--- Start of Extracted material ---
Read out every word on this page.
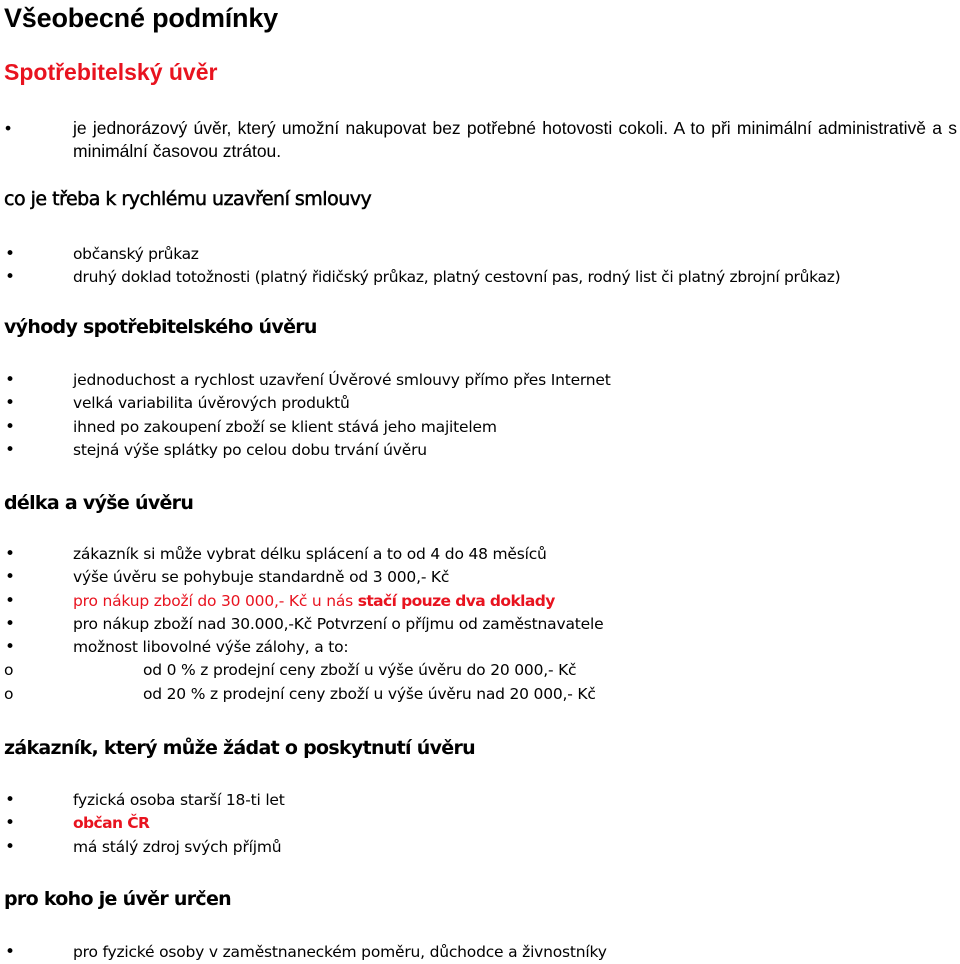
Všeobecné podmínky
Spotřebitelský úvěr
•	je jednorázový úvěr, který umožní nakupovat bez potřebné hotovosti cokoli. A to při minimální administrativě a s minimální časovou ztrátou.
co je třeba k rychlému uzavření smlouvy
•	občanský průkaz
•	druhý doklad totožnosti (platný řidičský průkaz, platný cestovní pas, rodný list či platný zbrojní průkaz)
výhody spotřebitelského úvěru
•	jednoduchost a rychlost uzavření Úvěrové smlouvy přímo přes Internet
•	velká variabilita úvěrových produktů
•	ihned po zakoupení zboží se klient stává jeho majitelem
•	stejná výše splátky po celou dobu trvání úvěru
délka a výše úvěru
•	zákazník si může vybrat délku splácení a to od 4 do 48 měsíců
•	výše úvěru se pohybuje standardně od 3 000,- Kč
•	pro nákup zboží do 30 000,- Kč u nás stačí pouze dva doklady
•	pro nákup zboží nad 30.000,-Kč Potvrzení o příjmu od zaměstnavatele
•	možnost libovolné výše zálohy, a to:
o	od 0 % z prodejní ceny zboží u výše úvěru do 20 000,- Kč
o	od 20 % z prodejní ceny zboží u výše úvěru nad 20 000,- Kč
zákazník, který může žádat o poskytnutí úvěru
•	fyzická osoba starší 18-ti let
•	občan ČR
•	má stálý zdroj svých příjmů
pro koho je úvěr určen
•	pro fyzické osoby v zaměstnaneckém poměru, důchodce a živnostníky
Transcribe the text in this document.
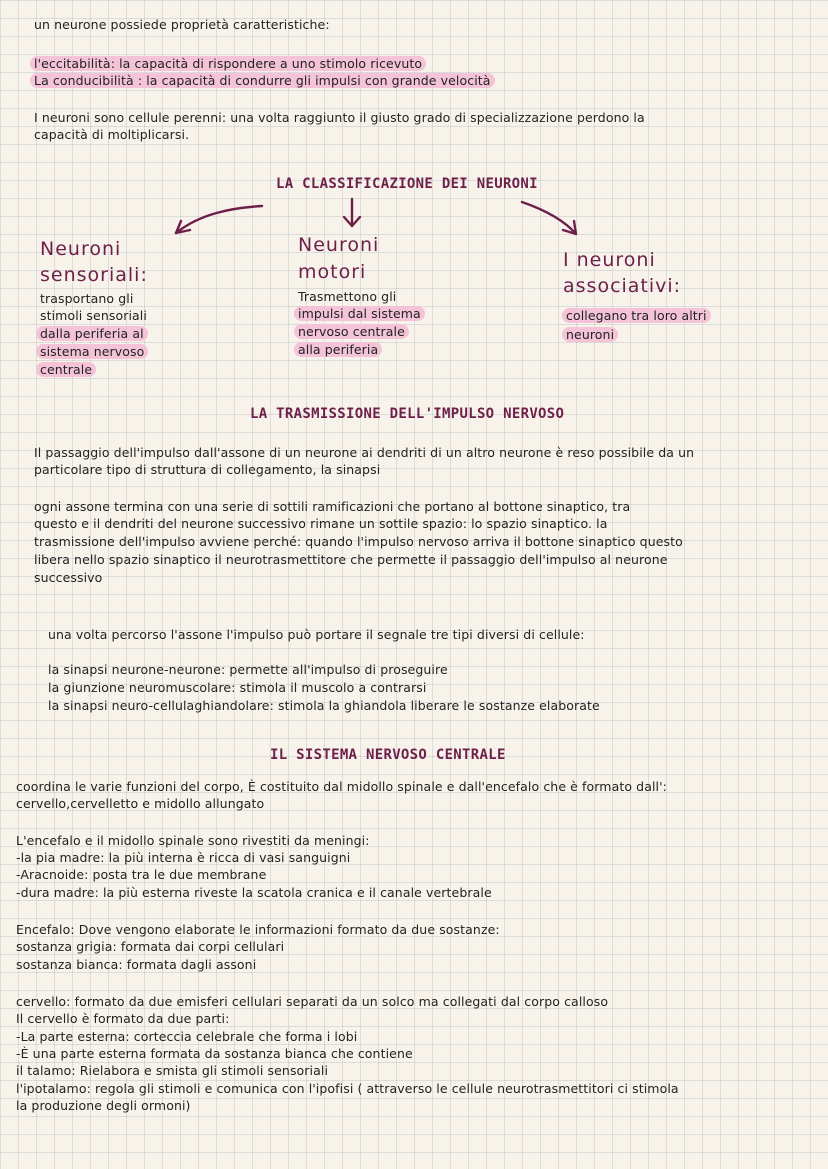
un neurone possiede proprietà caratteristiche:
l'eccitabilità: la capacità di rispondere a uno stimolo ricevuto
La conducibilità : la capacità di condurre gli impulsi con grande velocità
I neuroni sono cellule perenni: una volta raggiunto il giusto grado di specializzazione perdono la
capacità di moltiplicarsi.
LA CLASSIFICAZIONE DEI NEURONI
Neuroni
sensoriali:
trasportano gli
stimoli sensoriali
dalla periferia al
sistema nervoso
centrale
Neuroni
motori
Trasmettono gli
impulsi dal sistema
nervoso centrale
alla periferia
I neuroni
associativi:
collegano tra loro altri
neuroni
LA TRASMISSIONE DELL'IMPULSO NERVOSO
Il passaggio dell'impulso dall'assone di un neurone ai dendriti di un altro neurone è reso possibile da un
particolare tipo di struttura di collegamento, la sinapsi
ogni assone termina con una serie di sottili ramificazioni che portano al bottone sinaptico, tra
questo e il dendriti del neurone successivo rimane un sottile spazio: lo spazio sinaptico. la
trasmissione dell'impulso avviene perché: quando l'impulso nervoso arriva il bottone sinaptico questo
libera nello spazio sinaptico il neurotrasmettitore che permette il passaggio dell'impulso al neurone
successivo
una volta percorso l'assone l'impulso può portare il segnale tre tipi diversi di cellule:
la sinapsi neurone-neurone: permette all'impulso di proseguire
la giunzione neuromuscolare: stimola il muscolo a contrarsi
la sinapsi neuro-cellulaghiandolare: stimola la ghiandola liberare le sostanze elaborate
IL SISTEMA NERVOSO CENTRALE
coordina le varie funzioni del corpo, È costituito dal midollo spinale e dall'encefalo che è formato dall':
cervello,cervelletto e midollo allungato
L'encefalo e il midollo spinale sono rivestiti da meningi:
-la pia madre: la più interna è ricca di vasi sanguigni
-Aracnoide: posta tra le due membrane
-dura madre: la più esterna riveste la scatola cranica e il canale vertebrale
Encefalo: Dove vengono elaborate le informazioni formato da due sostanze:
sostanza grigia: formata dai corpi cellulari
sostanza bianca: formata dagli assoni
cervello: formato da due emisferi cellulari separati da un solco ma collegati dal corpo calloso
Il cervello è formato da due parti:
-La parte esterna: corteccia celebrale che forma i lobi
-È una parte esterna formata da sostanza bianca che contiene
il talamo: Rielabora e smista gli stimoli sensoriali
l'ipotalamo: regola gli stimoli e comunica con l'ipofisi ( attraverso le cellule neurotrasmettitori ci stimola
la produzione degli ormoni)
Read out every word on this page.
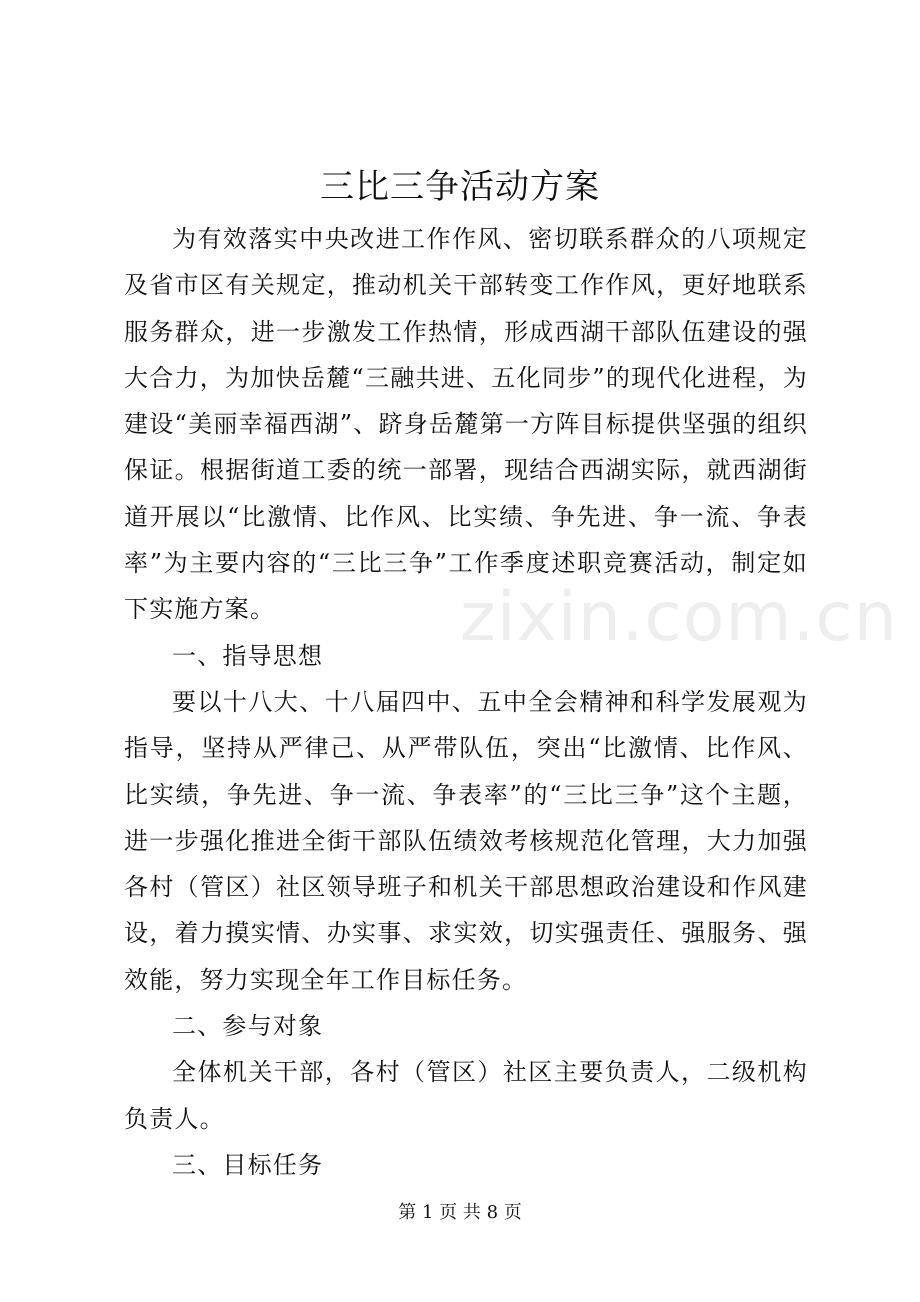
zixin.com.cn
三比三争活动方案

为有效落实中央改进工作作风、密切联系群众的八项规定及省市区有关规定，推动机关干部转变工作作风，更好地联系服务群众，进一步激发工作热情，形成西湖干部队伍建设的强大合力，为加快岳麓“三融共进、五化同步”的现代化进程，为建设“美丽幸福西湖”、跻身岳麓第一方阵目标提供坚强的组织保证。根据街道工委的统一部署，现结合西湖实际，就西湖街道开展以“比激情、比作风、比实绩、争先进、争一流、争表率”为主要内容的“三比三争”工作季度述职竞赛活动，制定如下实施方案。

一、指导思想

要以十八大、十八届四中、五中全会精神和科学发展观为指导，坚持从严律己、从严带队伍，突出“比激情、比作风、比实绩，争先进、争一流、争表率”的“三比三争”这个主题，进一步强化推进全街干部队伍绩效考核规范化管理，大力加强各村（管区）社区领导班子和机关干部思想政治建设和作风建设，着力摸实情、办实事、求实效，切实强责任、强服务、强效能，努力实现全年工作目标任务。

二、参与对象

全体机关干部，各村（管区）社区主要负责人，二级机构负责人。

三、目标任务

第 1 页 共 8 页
--- End of Extracted material ---
Aim of the exercise: Quote every line of the records above exactly; no picture is to be copied.

Response to this task:
Read out every word on this page.
Všeobecné podmínky
Spotřebitelský úvěr
•	je jednorázový úvěr, který umožní nakupovat bez potřebné hotovosti cokoli. A to při minimální administrativě a s minimální časovou ztrátou.
co je třeba k rychlému uzavření smlouvy
•	občanský průkaz
•	druhý doklad totožnosti (platný řidičský průkaz, platný cestovní pas, rodný list či platný zbrojní průkaz)
výhody spotřebitelského úvěru
•	jednoduchost a rychlost uzavření Úvěrové smlouvy přímo přes Internet
•	velká variabilita úvěrových produktů
•	ihned po zakoupení zboží se klient stává jeho majitelem
•	stejná výše splátky po celou dobu trvání úvěru
délka a výše úvěru
•	zákazník si může vybrat délku splácení a to od 4 do 48 měsíců
•	výše úvěru se pohybuje standardně od 3 000,- Kč
•	pro nákup zboží do 30 000,- Kč u nás stačí pouze dva doklady
•	pro nákup zboží nad 30.000,-Kč Potvrzení o příjmu od zaměstnavatele
•	možnost libovolné výše zálohy, a to:
o	od 0 % z prodejní ceny zboží u výše úvěru do 20 000,- Kč
o	od 20 % z prodejní ceny zboží u výše úvěru nad 20 000,- Kč
zákazník, který může žádat o poskytnutí úvěru
•	fyzická osoba starší 18-ti let
•	občan ČR
•	má stálý zdroj svých příjmů
pro koho je úvěr určen
•	pro fyzické osoby v zaměstnaneckém poměru, důchodce a živnostníky
Transcribe the text in this document.
un neurone possiede proprietà caratteristiche:
l'eccitabilità: la capacità di rispondere a uno stimolo ricevuto
La conducibilità : la capacità di condurre gli impulsi con grande velocità
I neuroni sono cellule perenni: una volta raggiunto il giusto grado di specializzazione perdono la
capacità di moltiplicarsi.
LA CLASSIFICAZIONE DEI NEURONI
Neuroni
sensoriali:
trasportano gli
stimoli sensoriali
dalla periferia al
sistema nervoso
centrale
Neuroni
motori
Trasmettono gli
impulsi dal sistema
nervoso centrale
alla periferia
I neuroni
associativi:
collegano tra loro altri
neuroni
LA TRASMISSIONE DELL'IMPULSO NERVOSO
Il passaggio dell'impulso dall'assone di un neurone ai dendriti di un altro neurone è reso possibile da un
particolare tipo di struttura di collegamento, la sinapsi
ogni assone termina con una serie di sottili ramificazioni che portano al bottone sinaptico, tra
questo e il dendriti del neurone successivo rimane un sottile spazio: lo spazio sinaptico. la
trasmissione dell'impulso avviene perché: quando l'impulso nervoso arriva il bottone sinaptico questo
libera nello spazio sinaptico il neurotrasmettitore che permette il passaggio dell'impulso al neurone
successivo
una volta percorso l'assone l'impulso può portare il segnale tre tipi diversi di cellule:
la sinapsi neurone-neurone: permette all'impulso di proseguire
la giunzione neuromuscolare: stimola il muscolo a contrarsi
la sinapsi neuro-cellulaghiandolare: stimola la ghiandola liberare le sostanze elaborate
IL SISTEMA NERVOSO CENTRALE
coordina le varie funzioni del corpo, È costituito dal midollo spinale e dall'encefalo che è formato dall':
cervello,cervelletto e midollo allungato
L'encefalo e il midollo spinale sono rivestiti da meningi:
-la pia madre: la più interna è ricca di vasi sanguigni
-Aracnoide: posta tra le due membrane
-dura madre: la più esterna riveste la scatola cranica e il canale vertebrale
Encefalo: Dove vengono elaborate le informazioni formato da due sostanze:
sostanza grigia: formata dai corpi cellulari
sostanza bianca: formata dagli assoni
cervello: formato da due emisferi cellulari separati da un solco ma collegati dal corpo calloso
Il cervello è formato da due parti:
-La parte esterna: corteccia celebrale che forma i lobi
-È una parte esterna formata da sostanza bianca che contiene
il talamo: Rielabora e smista gli stimoli sensoriali
l'ipotalamo: regola gli stimoli e comunica con l'ipofisi ( attraverso le cellule neurotrasmettitori ci stimola
la produzione degli ormoni)
Read out every word on this page.
zixin.com.cn
三比三争活动方案

为有效落实中央改进工作作风、密切联系群众的八项规定及省市区有关规定，推动机关干部转变工作作风，更好地联系服务群众，进一步激发工作热情，形成西湖干部队伍建设的强大合力，为加快岳麓“三融共进、五化同步”的现代化进程，为建设“美丽幸福西湖”、跻身岳麓第一方阵目标提供坚强的组织保证。根据街道工委的统一部署，现结合西湖实际，就西湖街道开展以“比激情、比作风、比实绩、争先进、争一流、争表率”为主要内容的“三比三争”工作季度述职竞赛活动，制定如下实施方案。

一、指导思想

要以十八大、十八届四中、五中全会精神和科学发展观为指导，坚持从严律己、从严带队伍，突出“比激情、比作风、比实绩，争先进、争一流、争表率”的“三比三争”这个主题，进一步强化推进全街干部队伍绩效考核规范化管理，大力加强各村（管区）社区领导班子和机关干部思想政治建设和作风建设，着力摸实情、办实事、求实效，切实强责任、强服务、强效能，努力实现全年工作目标任务。

二、参与对象

全体机关干部，各村（管区）社区主要负责人，二级机构负责人。

三、目标任务

第 1 页 共 8 页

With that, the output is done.